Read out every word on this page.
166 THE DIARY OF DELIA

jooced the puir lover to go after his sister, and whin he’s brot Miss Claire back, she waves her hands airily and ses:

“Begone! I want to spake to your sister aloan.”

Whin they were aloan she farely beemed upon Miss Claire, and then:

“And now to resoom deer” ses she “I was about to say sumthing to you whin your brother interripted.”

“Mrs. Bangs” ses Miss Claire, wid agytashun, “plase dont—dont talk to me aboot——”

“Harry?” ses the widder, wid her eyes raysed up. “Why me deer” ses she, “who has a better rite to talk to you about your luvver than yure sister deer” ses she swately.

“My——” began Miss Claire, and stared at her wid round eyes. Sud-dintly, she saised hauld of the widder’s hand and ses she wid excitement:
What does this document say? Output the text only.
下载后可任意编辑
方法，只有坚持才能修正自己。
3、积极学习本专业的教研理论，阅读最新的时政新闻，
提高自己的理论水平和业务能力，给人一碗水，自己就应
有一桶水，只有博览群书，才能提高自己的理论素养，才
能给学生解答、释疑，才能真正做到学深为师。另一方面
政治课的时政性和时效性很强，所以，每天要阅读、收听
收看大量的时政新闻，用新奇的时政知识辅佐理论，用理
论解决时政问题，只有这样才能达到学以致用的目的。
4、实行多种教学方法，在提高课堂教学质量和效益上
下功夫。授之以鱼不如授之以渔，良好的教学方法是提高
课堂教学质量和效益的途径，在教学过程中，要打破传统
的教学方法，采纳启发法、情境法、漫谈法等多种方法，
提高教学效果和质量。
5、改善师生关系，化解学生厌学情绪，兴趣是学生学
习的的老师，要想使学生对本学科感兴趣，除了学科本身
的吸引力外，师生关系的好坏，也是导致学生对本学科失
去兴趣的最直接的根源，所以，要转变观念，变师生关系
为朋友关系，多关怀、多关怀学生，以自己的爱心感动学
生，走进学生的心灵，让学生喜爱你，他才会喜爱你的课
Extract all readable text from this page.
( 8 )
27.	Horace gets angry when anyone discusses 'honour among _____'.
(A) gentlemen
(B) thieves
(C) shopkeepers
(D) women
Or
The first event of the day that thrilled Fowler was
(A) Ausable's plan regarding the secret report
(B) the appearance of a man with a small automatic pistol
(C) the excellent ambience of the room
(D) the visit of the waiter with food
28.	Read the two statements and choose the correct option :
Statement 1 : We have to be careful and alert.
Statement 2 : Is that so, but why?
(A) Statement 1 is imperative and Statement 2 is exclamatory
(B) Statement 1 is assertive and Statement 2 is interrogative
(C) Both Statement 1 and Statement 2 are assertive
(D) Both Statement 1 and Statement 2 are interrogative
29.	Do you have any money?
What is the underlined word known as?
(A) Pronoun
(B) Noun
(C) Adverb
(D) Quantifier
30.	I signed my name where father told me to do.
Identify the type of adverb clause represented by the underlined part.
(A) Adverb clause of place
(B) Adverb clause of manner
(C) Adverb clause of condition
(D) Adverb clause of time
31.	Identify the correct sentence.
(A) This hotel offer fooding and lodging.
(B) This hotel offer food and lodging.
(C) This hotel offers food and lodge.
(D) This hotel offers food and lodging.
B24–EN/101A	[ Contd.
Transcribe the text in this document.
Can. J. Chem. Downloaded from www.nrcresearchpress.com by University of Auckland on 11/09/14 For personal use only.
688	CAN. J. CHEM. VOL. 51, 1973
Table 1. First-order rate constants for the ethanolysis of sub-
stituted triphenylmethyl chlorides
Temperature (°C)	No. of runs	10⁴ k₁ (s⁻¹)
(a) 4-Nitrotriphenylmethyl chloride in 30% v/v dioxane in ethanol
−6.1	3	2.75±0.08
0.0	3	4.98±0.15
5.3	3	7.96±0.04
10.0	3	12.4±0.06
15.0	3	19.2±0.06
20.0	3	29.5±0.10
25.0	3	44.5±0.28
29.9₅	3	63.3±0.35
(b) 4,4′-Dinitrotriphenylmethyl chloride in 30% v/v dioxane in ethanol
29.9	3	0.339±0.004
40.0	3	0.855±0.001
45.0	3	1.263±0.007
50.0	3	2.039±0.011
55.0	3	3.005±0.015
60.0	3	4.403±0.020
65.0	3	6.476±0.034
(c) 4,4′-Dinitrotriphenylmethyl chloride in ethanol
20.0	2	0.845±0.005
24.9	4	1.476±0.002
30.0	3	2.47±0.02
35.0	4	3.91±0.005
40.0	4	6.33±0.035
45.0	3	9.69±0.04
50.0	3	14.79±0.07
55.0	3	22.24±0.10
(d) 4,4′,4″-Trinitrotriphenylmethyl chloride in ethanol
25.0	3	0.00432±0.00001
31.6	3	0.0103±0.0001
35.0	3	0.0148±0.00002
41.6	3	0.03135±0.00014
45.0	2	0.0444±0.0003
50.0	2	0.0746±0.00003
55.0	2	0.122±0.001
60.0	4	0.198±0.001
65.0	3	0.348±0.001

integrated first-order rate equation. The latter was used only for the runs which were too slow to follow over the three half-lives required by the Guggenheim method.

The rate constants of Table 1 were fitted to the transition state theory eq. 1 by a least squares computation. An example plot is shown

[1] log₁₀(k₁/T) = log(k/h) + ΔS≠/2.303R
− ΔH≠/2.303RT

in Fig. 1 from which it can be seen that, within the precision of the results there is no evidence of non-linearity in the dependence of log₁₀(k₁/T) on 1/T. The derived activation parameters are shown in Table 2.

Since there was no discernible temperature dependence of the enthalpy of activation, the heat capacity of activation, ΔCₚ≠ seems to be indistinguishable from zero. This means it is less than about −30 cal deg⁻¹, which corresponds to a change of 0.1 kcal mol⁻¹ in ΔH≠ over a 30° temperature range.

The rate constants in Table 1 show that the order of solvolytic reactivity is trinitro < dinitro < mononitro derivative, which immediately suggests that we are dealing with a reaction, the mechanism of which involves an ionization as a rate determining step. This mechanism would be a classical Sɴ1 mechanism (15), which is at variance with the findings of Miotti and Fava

::::

Exercise prompt
Every entry should be output exactly as written, please.

Exercise result
Read out every word on this page.
166 THE DIARY OF DELIA

jooced the puir lover to go after his sister, and whin he’s brot Miss Claire back, she waves her hands airily and ses:

“Begone! I want to spake to your sister aloan.”

Whin they were aloan she farely beemed upon Miss Claire, and then:

“And now to resoom deer” ses she “I was about to say sumthing to you whin your brother interripted.”

“Mrs. Bangs” ses Miss Claire, wid agytashun, “plase dont—dont talk to me aboot——”

“Harry?” ses the widder, wid her eyes raysed up. “Why me deer” ses she, “who has a better rite to talk to you about your luvver than yure sister deer” ses she swately.

“My——” began Miss Claire, and stared at her wid round eyes. Sud-dintly, she saised hauld of the widder’s hand and ses she wid excitement:
What does this document say? Output the text only.
下载后可任意编辑
方法，只有坚持才能修正自己。
3、积极学习本专业的教研理论，阅读最新的时政新闻，
提高自己的理论水平和业务能力，给人一碗水，自己就应
有一桶水，只有博览群书，才能提高自己的理论素养，才
能给学生解答、释疑，才能真正做到学深为师。另一方面
政治课的时政性和时效性很强，所以，每天要阅读、收听
收看大量的时政新闻，用新奇的时政知识辅佐理论，用理
论解决时政问题，只有这样才能达到学以致用的目的。
4、实行多种教学方法，在提高课堂教学质量和效益上
下功夫。授之以鱼不如授之以渔，良好的教学方法是提高
课堂教学质量和效益的途径，在教学过程中，要打破传统
的教学方法，采纳启发法、情境法、漫谈法等多种方法，
提高教学效果和质量。
5、改善师生关系，化解学生厌学情绪，兴趣是学生学
习的的老师，要想使学生对本学科感兴趣，除了学科本身
的吸引力外，师生关系的好坏，也是导致学生对本学科失
去兴趣的最直接的根源，所以，要转变观念，变师生关系
为朋友关系，多关怀、多关怀学生，以自己的爱心感动学
生，走进学生的心灵，让学生喜爱你，他才会喜爱你的课
Extract all readable text from this page.
( 8 )
27.	Horace gets angry when anyone discusses 'honour among _____'.
(A) gentlemen
(B) thieves
(C) shopkeepers
(D) women
Or
The first event of the day that thrilled Fowler was
(A) Ausable's plan regarding the secret report
(B) the appearance of a man with a small automatic pistol
(C) the excellent ambience of the room
(D) the visit of the waiter with food
28.	Read the two statements and choose the correct option :
Statement 1 : We have to be careful and alert.
Statement 2 : Is that so, but why?
(A) Statement 1 is imperative and Statement 2 is exclamatory
(B) Statement 1 is assertive and Statement 2 is interrogative
(C) Both Statement 1 and Statement 2 are assertive
(D) Both Statement 1 and Statement 2 are interrogative
29.	Do you have any money?
What is the underlined word known as?
(A) Pronoun
(B) Noun
(C) Adverb
(D) Quantifier
30.	I signed my name where father told me to do.
Identify the type of adverb clause represented by the underlined part.
(A) Adverb clause of place
(B) Adverb clause of manner
(C) Adverb clause of condition
(D) Adverb clause of time
31.	Identify the correct sentence.
(A) This hotel offer fooding and lodging.
(B) This hotel offer food and lodging.
(C) This hotel offers food and lodge.
(D) This hotel offers food and lodging.
B24–EN/101A	[ Contd.
Transcribe the text in this document.
Can. J. Chem. Downloaded from www.nrcresearchpress.com by University of Auckland on 11/09/14 For personal use only.
688	CAN. J. CHEM. VOL. 51, 1973
Table 1. First-order rate constants for the ethanolysis of sub-
stituted triphenylmethyl chlorides
Temperature (°C)	No. of runs	10⁴ k₁ (s⁻¹)
(a) 4-Nitrotriphenylmethyl chloride in 30% v/v dioxane in ethanol
−6.1	3	2.75±0.08
0.0	3	4.98±0.15
5.3	3	7.96±0.04
10.0	3	12.4±0.06
15.0	3	19.2±0.06
20.0	3	29.5±0.10
25.0	3	44.5±0.28
29.9₅	3	63.3±0.35
(b) 4,4′-Dinitrotriphenylmethyl chloride in 30% v/v dioxane in ethanol
29.9	3	0.339±0.004
40.0	3	0.855±0.001
45.0	3	1.263±0.007
50.0	3	2.039±0.011
55.0	3	3.005±0.015
60.0	3	4.403±0.020
65.0	3	6.476±0.034
(c) 4,4′-Dinitrotriphenylmethyl chloride in ethanol
20.0	2	0.845±0.005
24.9	4	1.476±0.002
30.0	3	2.47±0.02
35.0	4	3.91±0.005
40.0	4	6.33±0.035
45.0	3	9.69±0.04
50.0	3	14.79±0.07
55.0	3	22.24±0.10
(d) 4,4′,4″-Trinitrotriphenylmethyl chloride in ethanol
25.0	3	0.00432±0.00001
31.6	3	0.0103±0.0001
35.0	3	0.0148±0.00002
41.6	3	0.03135±0.00014
45.0	2	0.0444±0.0003
50.0	2	0.0746±0.00003
55.0	2	0.122±0.001
60.0	4	0.198±0.001
65.0	3	0.348±0.001

integrated first-order rate equation. The latter was used only for the runs which were too slow to follow over the three half-lives required by the Guggenheim method.

The rate constants of Table 1 were fitted to the transition state theory eq. 1 by a least squares computation. An example plot is shown

[1] log₁₀(k₁/T) = log(k/h) + ΔS≠/2.303R
− ΔH≠/2.303RT

in Fig. 1 from which it can be seen that, within the precision of the results there is no evidence of non-linearity in the dependence of log₁₀(k₁/T) on 1/T. The derived activation parameters are shown in Table 2.

Since there was no discernible temperature dependence of the enthalpy of activation, the heat capacity of activation, ΔCₚ≠ seems to be indistinguishable from zero. This means it is less than about −30 cal deg⁻¹, which corresponds to a change of 0.1 kcal mol⁻¹ in ΔH≠ over a 30° temperature range.

The rate constants in Table 1 show that the order of solvolytic reactivity is trinitro < dinitro < mononitro derivative, which immediately suggests that we are dealing with a reaction, the mechanism of which involves an ionization as a rate determining step. This mechanism would be a classical Sɴ1 mechanism (15), which is at variance with the findings of Miotti and Fava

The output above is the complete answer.